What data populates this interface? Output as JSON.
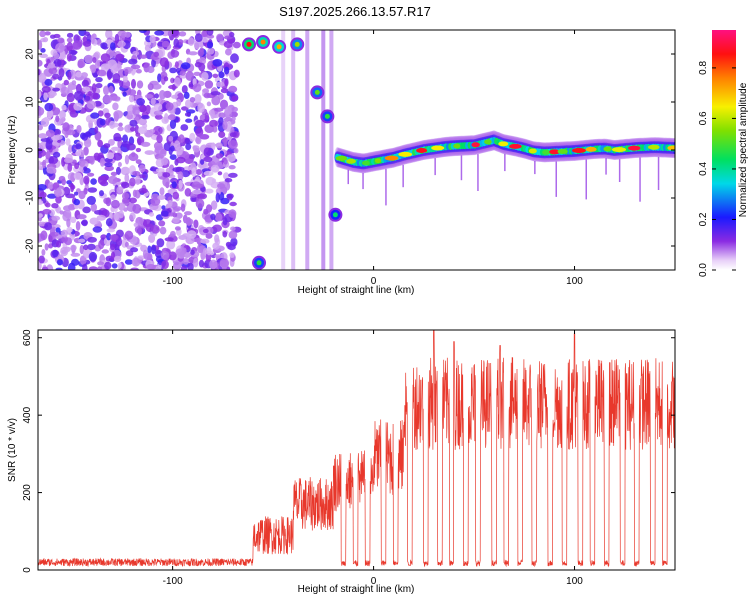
{
  "title": "S197.2025.266.13.57.R17",
  "chart_data": [
    {
      "type": "heatmap",
      "xlabel": "Height of straight line (km)",
      "ylabel": "Frequency (Hz)",
      "xlim": [
        -167,
        150
      ],
      "ylim": [
        -25,
        25
      ],
      "x_ticks": [
        -100,
        0,
        100
      ],
      "y_ticks": [
        20,
        10,
        0,
        -10,
        -20
      ],
      "noise_region": {
        "x_start": -167,
        "x_end": -68,
        "value_range": [
          0.1,
          0.3
        ]
      },
      "quiet_gap": {
        "x_start": -68,
        "x_end": -18
      },
      "track_x": [
        -18,
        -10,
        -5,
        0,
        5,
        10,
        15,
        20,
        25,
        30,
        35,
        40,
        45,
        50,
        55,
        60,
        65,
        70,
        75,
        80,
        85,
        90,
        95,
        100,
        105,
        110,
        115,
        120,
        125,
        130,
        135,
        140,
        145,
        150
      ],
      "track_freq": [
        -1.5,
        -2.5,
        -2.8,
        -2.4,
        -2.0,
        -1.6,
        -1.0,
        -0.5,
        0.0,
        0.3,
        0.6,
        0.8,
        0.9,
        1.0,
        1.5,
        2.0,
        1.2,
        0.8,
        0.3,
        -0.3,
        -0.5,
        -0.4,
        -0.3,
        -0.2,
        0.0,
        0.2,
        0.3,
        0.0,
        0.2,
        0.4,
        0.5,
        0.6,
        0.5,
        0.4
      ],
      "bright_blobs": [
        {
          "x": -62,
          "freq": 22,
          "amplitude": 0.9
        },
        {
          "x": -55,
          "freq": 22.5,
          "amplitude": 0.8
        },
        {
          "x": -47,
          "freq": 21.5,
          "amplitude": 0.75
        },
        {
          "x": -38,
          "freq": 22,
          "amplitude": 0.6
        },
        {
          "x": -28,
          "freq": 12,
          "amplitude": 0.55
        },
        {
          "x": -23,
          "freq": 7,
          "amplitude": 0.5
        },
        {
          "x": -19,
          "freq": -13.5,
          "amplitude": 0.45
        },
        {
          "x": -57,
          "freq": -23.5,
          "amplitude": 0.5
        }
      ],
      "colorbar": {
        "label": "Normalized spectral amplitude",
        "ticks": [
          0.0,
          0.2,
          0.4,
          0.6,
          0.8
        ],
        "range": [
          0.0,
          0.95
        ]
      }
    },
    {
      "type": "line",
      "xlabel": "Height of straight line (km)",
      "ylabel": "SNR (10 * v/v)",
      "xlim": [
        -167,
        150
      ],
      "ylim": [
        0,
        620
      ],
      "x_ticks": [
        -100,
        0,
        100
      ],
      "y_ticks": [
        0,
        200,
        400,
        600
      ],
      "color": "#e8382c",
      "series": [
        {
          "name": "SNR",
          "segments": [
            {
              "x_start": -167,
              "x_end": -60,
              "level": 20,
              "noise": 10
            },
            {
              "x_start": -60,
              "x_end": -40,
              "level": 90,
              "noise": 50
            },
            {
              "x_start": -40,
              "x_end": -20,
              "level": 170,
              "noise": 70
            },
            {
              "x_start": -20,
              "x_end": 0,
              "level": 230,
              "noise": 80
            },
            {
              "x_start": 0,
              "x_end": 15,
              "level": 290,
              "noise": 100
            },
            {
              "x_start": 15,
              "x_end": 150,
              "level": 430,
              "noise": 120
            }
          ],
          "dropouts_x": [
            -15,
            -9,
            -3,
            5,
            11,
            18,
            26,
            33,
            39,
            46,
            52,
            60,
            66,
            73,
            80,
            88,
            95,
            103,
            109,
            116,
            124,
            131,
            139,
            145
          ],
          "peaks": [
            {
              "x": 30,
              "value": 620
            },
            {
              "x": 100,
              "value": 610
            },
            {
              "x": 63,
              "value": 580
            },
            {
              "x": 40,
              "value": 590
            }
          ]
        }
      ]
    }
  ]
}
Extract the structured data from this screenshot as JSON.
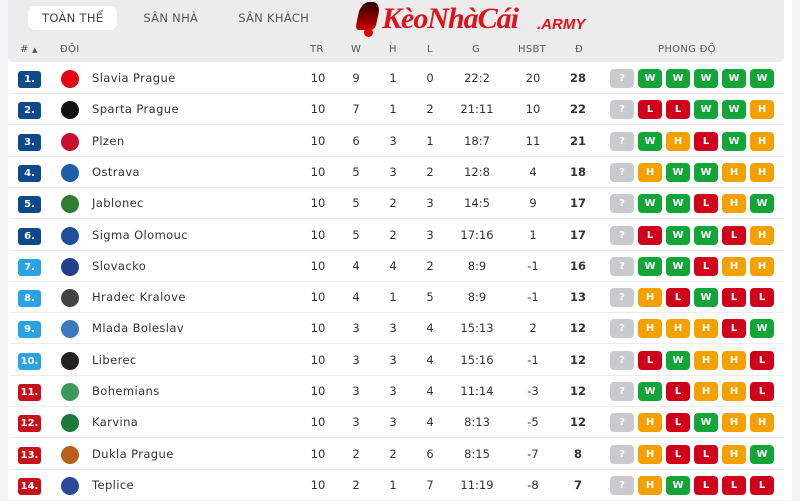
{
  "tabs": [
    "TOÀN THỂ",
    "SÂN NHÀ",
    "SÂN KHÁCH"
  ],
  "active_tab": 0,
  "headers": {
    "rank": "#",
    "team": "ĐỘI",
    "played": "TR",
    "won": "W",
    "draw": "H",
    "lost": "L",
    "goals": "G",
    "gd": "HSBT",
    "points": "Đ",
    "form": "PHONG ĐỘ"
  },
  "watermark": {
    "brand": "KèoNhàCái",
    "suffix": ".ARMY"
  },
  "colors": {
    "W": "#13a538",
    "H": "#f4a100",
    "L": "#d0021b",
    "?": "#c8cbcd",
    "rank_top": "#0c4a8c",
    "rank_mid": "#2ba3e3",
    "rank_bottom": "#c8101a"
  },
  "rows": [
    {
      "rank": "1.",
      "team": "Slavia Prague",
      "tr": "10",
      "w": "9",
      "h": "1",
      "l": "0",
      "g": "22:2",
      "gd": "20",
      "pts": "28",
      "form": [
        "?",
        "W",
        "W",
        "W",
        "W",
        "W"
      ],
      "zone": "top"
    },
    {
      "rank": "2.",
      "team": "Sparta Prague",
      "tr": "10",
      "w": "7",
      "h": "1",
      "l": "2",
      "g": "21:11",
      "gd": "10",
      "pts": "22",
      "form": [
        "?",
        "L",
        "L",
        "W",
        "W",
        "H"
      ],
      "zone": "top"
    },
    {
      "rank": "3.",
      "team": "Plzen",
      "tr": "10",
      "w": "6",
      "h": "3",
      "l": "1",
      "g": "18:7",
      "gd": "11",
      "pts": "21",
      "form": [
        "?",
        "W",
        "H",
        "L",
        "W",
        "H"
      ],
      "zone": "top"
    },
    {
      "rank": "4.",
      "team": "Ostrava",
      "tr": "10",
      "w": "5",
      "h": "3",
      "l": "2",
      "g": "12:8",
      "gd": "4",
      "pts": "18",
      "form": [
        "?",
        "H",
        "W",
        "W",
        "H",
        "H"
      ],
      "zone": "top"
    },
    {
      "rank": "5.",
      "team": "Jablonec",
      "tr": "10",
      "w": "5",
      "h": "2",
      "l": "3",
      "g": "14:5",
      "gd": "9",
      "pts": "17",
      "form": [
        "?",
        "W",
        "W",
        "L",
        "H",
        "W"
      ],
      "zone": "top"
    },
    {
      "rank": "6.",
      "team": "Sigma Olomouc",
      "tr": "10",
      "w": "5",
      "h": "2",
      "l": "3",
      "g": "17:16",
      "gd": "1",
      "pts": "17",
      "form": [
        "?",
        "L",
        "W",
        "W",
        "L",
        "H"
      ],
      "zone": "top"
    },
    {
      "rank": "7.",
      "team": "Slovacko",
      "tr": "10",
      "w": "4",
      "h": "4",
      "l": "2",
      "g": "8:9",
      "gd": "-1",
      "pts": "16",
      "form": [
        "?",
        "W",
        "W",
        "L",
        "H",
        "H"
      ],
      "zone": "mid"
    },
    {
      "rank": "8.",
      "team": "Hradec Kralove",
      "tr": "10",
      "w": "4",
      "h": "1",
      "l": "5",
      "g": "8:9",
      "gd": "-1",
      "pts": "13",
      "form": [
        "?",
        "H",
        "L",
        "W",
        "L",
        "L"
      ],
      "zone": "mid"
    },
    {
      "rank": "9.",
      "team": "Mlada Boleslav",
      "tr": "10",
      "w": "3",
      "h": "3",
      "l": "4",
      "g": "15:13",
      "gd": "2",
      "pts": "12",
      "form": [
        "?",
        "H",
        "H",
        "H",
        "L",
        "W"
      ],
      "zone": "mid"
    },
    {
      "rank": "10.",
      "team": "Liberec",
      "tr": "10",
      "w": "3",
      "h": "3",
      "l": "4",
      "g": "15:16",
      "gd": "-1",
      "pts": "12",
      "form": [
        "?",
        "L",
        "W",
        "H",
        "H",
        "L"
      ],
      "zone": "mid"
    },
    {
      "rank": "11.",
      "team": "Bohemians",
      "tr": "10",
      "w": "3",
      "h": "3",
      "l": "4",
      "g": "11:14",
      "gd": "-3",
      "pts": "12",
      "form": [
        "?",
        "W",
        "L",
        "H",
        "H",
        "L"
      ],
      "zone": "bottom"
    },
    {
      "rank": "12.",
      "team": "Karvina",
      "tr": "10",
      "w": "3",
      "h": "3",
      "l": "4",
      "g": "8:13",
      "gd": "-5",
      "pts": "12",
      "form": [
        "?",
        "H",
        "L",
        "W",
        "H",
        "H"
      ],
      "zone": "bottom"
    },
    {
      "rank": "13.",
      "team": "Dukla Prague",
      "tr": "10",
      "w": "2",
      "h": "2",
      "l": "6",
      "g": "8:15",
      "gd": "-7",
      "pts": "8",
      "form": [
        "?",
        "H",
        "L",
        "L",
        "H",
        "W"
      ],
      "zone": "bottom"
    },
    {
      "rank": "14.",
      "team": "Teplice",
      "tr": "10",
      "w": "2",
      "h": "1",
      "l": "7",
      "g": "11:19",
      "gd": "-8",
      "pts": "7",
      "form": [
        "?",
        "H",
        "W",
        "L",
        "L",
        "L"
      ],
      "zone": "bottom"
    }
  ]
}
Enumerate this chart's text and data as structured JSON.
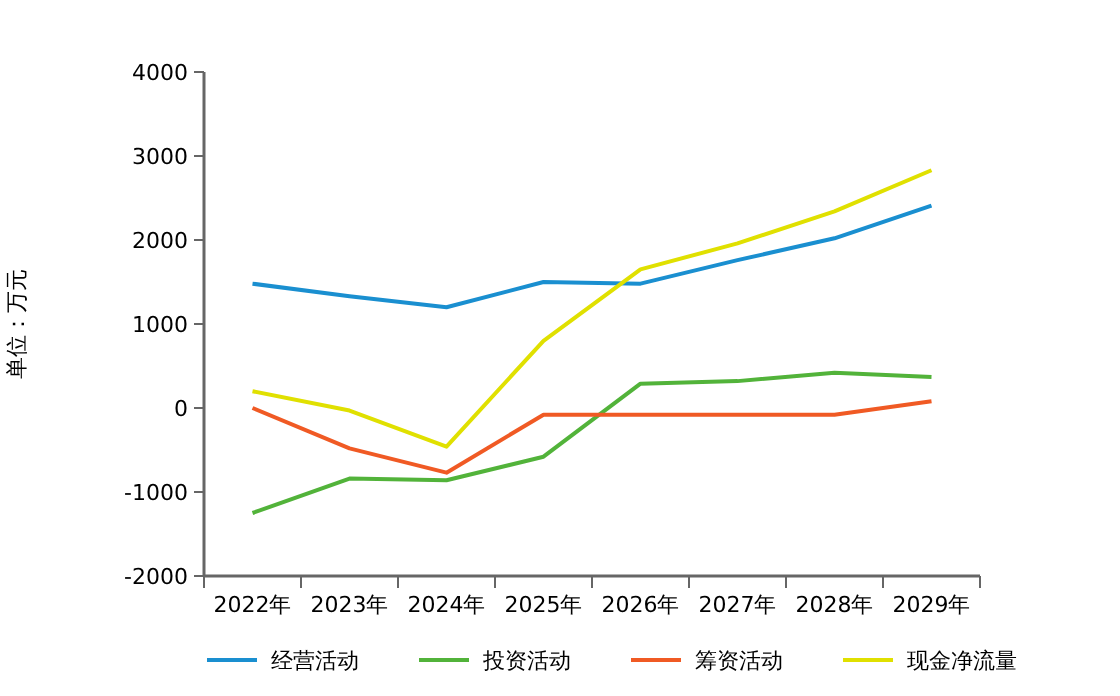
{
  "chart_data": {
    "type": "line",
    "ylabel": "单位：万元",
    "categories": [
      "2022年",
      "2023年",
      "2024年",
      "2025年",
      "2026年",
      "2027年",
      "2028年",
      "2029年"
    ],
    "ylim": [
      -2000,
      4000
    ],
    "yticks": [
      -2000,
      -1000,
      0,
      1000,
      2000,
      3000,
      4000
    ],
    "grid": false,
    "legend": "bottom",
    "marker": "none",
    "line_style": "solid",
    "series": [
      {
        "name": "经营活动",
        "color": "#1a8fd0",
        "values": [
          1480,
          1330,
          1200,
          1500,
          1480,
          1760,
          2020,
          2410
        ]
      },
      {
        "name": "投资活动",
        "color": "#52b33a",
        "values": [
          -1250,
          -840,
          -860,
          -580,
          290,
          320,
          420,
          370
        ]
      },
      {
        "name": "筹资活动",
        "color": "#f05a24",
        "values": [
          0,
          -480,
          -770,
          -80,
          -80,
          -80,
          -80,
          80
        ]
      },
      {
        "name": "现金净流量",
        "color": "#e0e000",
        "values": [
          200,
          -30,
          -460,
          800,
          1650,
          1960,
          2340,
          2830
        ]
      }
    ]
  }
}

==*==

→ **WHAT IS EXPECTED**
Report the number of lines in the listing where the string "ylabel" appears, and nothing besides.

→ **EXPECTED OUTPUT**
3